■ Requirement
Leave out any picture and return the remaining listing below exactly as given.

■ Stored rows

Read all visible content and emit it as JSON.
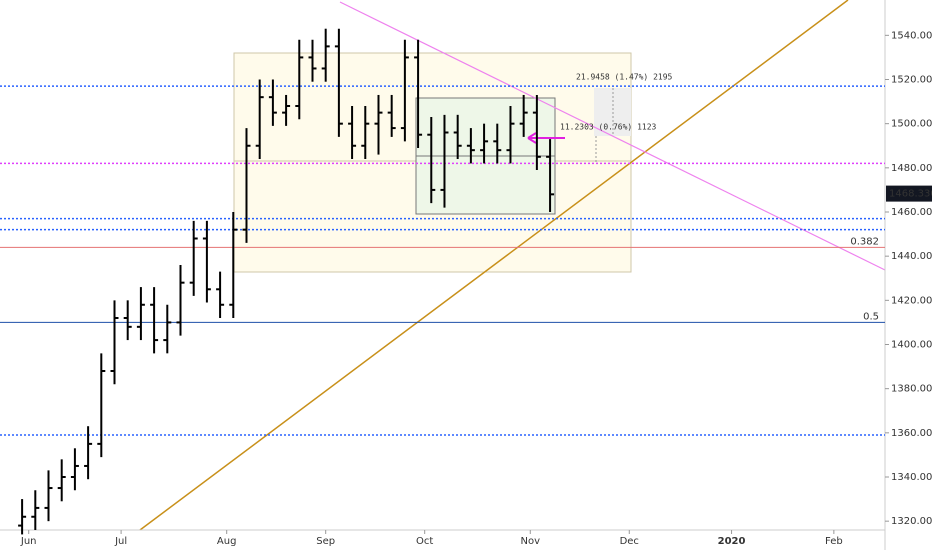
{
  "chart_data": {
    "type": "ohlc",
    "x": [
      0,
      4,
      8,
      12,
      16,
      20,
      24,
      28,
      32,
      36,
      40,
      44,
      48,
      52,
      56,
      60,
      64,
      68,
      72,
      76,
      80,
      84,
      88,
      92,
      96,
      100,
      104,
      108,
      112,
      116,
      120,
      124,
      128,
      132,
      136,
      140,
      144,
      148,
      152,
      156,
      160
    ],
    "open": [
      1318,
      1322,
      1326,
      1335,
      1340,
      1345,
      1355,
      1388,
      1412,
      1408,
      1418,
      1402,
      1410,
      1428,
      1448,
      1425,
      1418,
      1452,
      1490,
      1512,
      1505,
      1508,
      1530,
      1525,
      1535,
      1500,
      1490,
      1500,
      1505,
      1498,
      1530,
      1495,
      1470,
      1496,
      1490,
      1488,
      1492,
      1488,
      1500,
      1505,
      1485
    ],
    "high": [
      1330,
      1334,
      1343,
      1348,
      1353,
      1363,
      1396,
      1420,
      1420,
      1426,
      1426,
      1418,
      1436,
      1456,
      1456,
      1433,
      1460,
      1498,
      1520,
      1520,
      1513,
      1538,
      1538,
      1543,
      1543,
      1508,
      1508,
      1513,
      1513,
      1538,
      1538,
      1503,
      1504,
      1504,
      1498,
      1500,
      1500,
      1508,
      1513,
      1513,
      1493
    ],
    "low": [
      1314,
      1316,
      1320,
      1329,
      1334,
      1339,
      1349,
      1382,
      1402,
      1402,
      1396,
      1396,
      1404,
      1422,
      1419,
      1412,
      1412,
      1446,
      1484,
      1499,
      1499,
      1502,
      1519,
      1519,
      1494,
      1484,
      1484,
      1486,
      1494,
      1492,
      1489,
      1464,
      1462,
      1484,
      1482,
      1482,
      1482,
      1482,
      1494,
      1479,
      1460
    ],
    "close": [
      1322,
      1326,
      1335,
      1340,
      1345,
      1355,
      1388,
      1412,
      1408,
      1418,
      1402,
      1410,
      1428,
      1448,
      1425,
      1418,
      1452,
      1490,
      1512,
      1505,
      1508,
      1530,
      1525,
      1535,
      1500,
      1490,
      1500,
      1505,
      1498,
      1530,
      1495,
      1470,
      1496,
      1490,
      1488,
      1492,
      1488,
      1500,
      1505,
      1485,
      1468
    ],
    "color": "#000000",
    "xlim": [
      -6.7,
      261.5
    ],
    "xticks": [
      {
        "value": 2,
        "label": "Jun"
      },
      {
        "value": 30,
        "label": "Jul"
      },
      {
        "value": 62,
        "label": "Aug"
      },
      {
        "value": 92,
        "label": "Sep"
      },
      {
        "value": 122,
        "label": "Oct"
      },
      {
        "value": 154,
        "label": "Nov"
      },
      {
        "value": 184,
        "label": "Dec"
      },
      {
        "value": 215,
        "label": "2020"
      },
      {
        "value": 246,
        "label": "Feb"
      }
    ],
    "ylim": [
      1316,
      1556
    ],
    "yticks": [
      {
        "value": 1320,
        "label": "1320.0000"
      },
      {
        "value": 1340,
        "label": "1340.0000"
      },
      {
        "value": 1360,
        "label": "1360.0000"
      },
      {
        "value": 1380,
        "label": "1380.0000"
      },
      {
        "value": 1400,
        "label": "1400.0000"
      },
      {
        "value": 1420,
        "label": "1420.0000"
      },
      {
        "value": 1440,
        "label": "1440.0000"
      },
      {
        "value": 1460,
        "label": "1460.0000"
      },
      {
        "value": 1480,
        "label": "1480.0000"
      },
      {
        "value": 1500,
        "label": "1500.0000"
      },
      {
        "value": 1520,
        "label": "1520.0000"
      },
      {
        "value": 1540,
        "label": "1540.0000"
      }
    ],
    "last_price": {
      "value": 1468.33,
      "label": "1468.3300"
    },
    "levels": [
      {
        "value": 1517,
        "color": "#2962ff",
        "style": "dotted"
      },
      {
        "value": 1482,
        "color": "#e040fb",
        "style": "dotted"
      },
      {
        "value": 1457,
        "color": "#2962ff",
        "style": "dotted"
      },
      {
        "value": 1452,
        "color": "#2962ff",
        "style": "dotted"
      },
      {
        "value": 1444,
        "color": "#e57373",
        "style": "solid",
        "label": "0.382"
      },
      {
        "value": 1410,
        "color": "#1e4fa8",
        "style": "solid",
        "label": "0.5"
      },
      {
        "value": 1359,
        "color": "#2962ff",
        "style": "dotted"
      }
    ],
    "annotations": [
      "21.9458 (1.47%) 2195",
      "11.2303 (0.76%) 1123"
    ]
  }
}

■ Correct answer
Read all visible content and emit it as JSON.
{
  "chart_data": {
    "type": "ohlc",
    "x": [
      0,
      4,
      8,
      12,
      16,
      20,
      24,
      28,
      32,
      36,
      40,
      44,
      48,
      52,
      56,
      60,
      64,
      68,
      72,
      76,
      80,
      84,
      88,
      92,
      96,
      100,
      104,
      108,
      112,
      116,
      120,
      124,
      128,
      132,
      136,
      140,
      144,
      148,
      152,
      156,
      160
    ],
    "open": [
      1318,
      1322,
      1326,
      1335,
      1340,
      1345,
      1355,
      1388,
      1412,
      1408,
      1418,
      1402,
      1410,
      1428,
      1448,
      1425,
      1418,
      1452,
      1490,
      1512,
      1505,
      1508,
      1530,
      1525,
      1535,
      1500,
      1490,
      1500,
      1505,
      1498,
      1530,
      1495,
      1470,
      1496,
      1490,
      1488,
      1492,
      1488,
      1500,
      1505,
      1485
    ],
    "high": [
      1330,
      1334,
      1343,
      1348,
      1353,
      1363,
      1396,
      1420,
      1420,
      1426,
      1426,
      1418,
      1436,
      1456,
      1456,
      1433,
      1460,
      1498,
      1520,
      1520,
      1513,
      1538,
      1538,
      1543,
      1543,
      1508,
      1508,
      1513,
      1513,
      1538,
      1538,
      1503,
      1504,
      1504,
      1498,
      1500,
      1500,
      1508,
      1513,
      1513,
      1493
    ],
    "low": [
      1314,
      1316,
      1320,
      1329,
      1334,
      1339,
      1349,
      1382,
      1402,
      1402,
      1396,
      1396,
      1404,
      1422,
      1419,
      1412,
      1412,
      1446,
      1484,
      1499,
      1499,
      1502,
      1519,
      1519,
      1494,
      1484,
      1484,
      1486,
      1494,
      1492,
      1489,
      1464,
      1462,
      1484,
      1482,
      1482,
      1482,
      1482,
      1494,
      1479,
      1460
    ],
    "close": [
      1322,
      1326,
      1335,
      1340,
      1345,
      1355,
      1388,
      1412,
      1408,
      1418,
      1402,
      1410,
      1428,
      1448,
      1425,
      1418,
      1452,
      1490,
      1512,
      1505,
      1508,
      1530,
      1525,
      1535,
      1500,
      1490,
      1500,
      1505,
      1498,
      1530,
      1495,
      1470,
      1496,
      1490,
      1488,
      1492,
      1488,
      1500,
      1505,
      1485,
      1468
    ],
    "color": "#000000",
    "xlim": [
      -6.7,
      261.5
    ],
    "xticks": [
      {
        "value": 2,
        "label": "Jun"
      },
      {
        "value": 30,
        "label": "Jul"
      },
      {
        "value": 62,
        "label": "Aug"
      },
      {
        "value": 92,
        "label": "Sep"
      },
      {
        "value": 122,
        "label": "Oct"
      },
      {
        "value": 154,
        "label": "Nov"
      },
      {
        "value": 184,
        "label": "Dec"
      },
      {
        "value": 215,
        "label": "2020"
      },
      {
        "value": 246,
        "label": "Feb"
      }
    ],
    "ylim": [
      1316,
      1556
    ],
    "yticks": [
      {
        "value": 1320,
        "label": "1320.0000"
      },
      {
        "value": 1340,
        "label": "1340.0000"
      },
      {
        "value": 1360,
        "label": "1360.0000"
      },
      {
        "value": 1380,
        "label": "1380.0000"
      },
      {
        "value": 1400,
        "label": "1400.0000"
      },
      {
        "value": 1420,
        "label": "1420.0000"
      },
      {
        "value": 1440,
        "label": "1440.0000"
      },
      {
        "value": 1460,
        "label": "1460.0000"
      },
      {
        "value": 1480,
        "label": "1480.0000"
      },
      {
        "value": 1500,
        "label": "1500.0000"
      },
      {
        "value": 1520,
        "label": "1520.0000"
      },
      {
        "value": 1540,
        "label": "1540.0000"
      }
    ],
    "last_price": {
      "value": 1468.33,
      "label": "1468.3300"
    },
    "levels": [
      {
        "value": 1517,
        "color": "#2962ff",
        "style": "dotted"
      },
      {
        "value": 1482,
        "color": "#e040fb",
        "style": "dotted"
      },
      {
        "value": 1457,
        "color": "#2962ff",
        "style": "dotted"
      },
      {
        "value": 1452,
        "color": "#2962ff",
        "style": "dotted"
      },
      {
        "value": 1444,
        "color": "#e57373",
        "style": "solid",
        "label": "0.382"
      },
      {
        "value": 1410,
        "color": "#1e4fa8",
        "style": "solid",
        "label": "0.5"
      },
      {
        "value": 1359,
        "color": "#2962ff",
        "style": "dotted"
      }
    ],
    "annotations": [
      "21.9458 (1.47%) 2195",
      "11.2303 (0.76%) 1123"
    ]
  }
}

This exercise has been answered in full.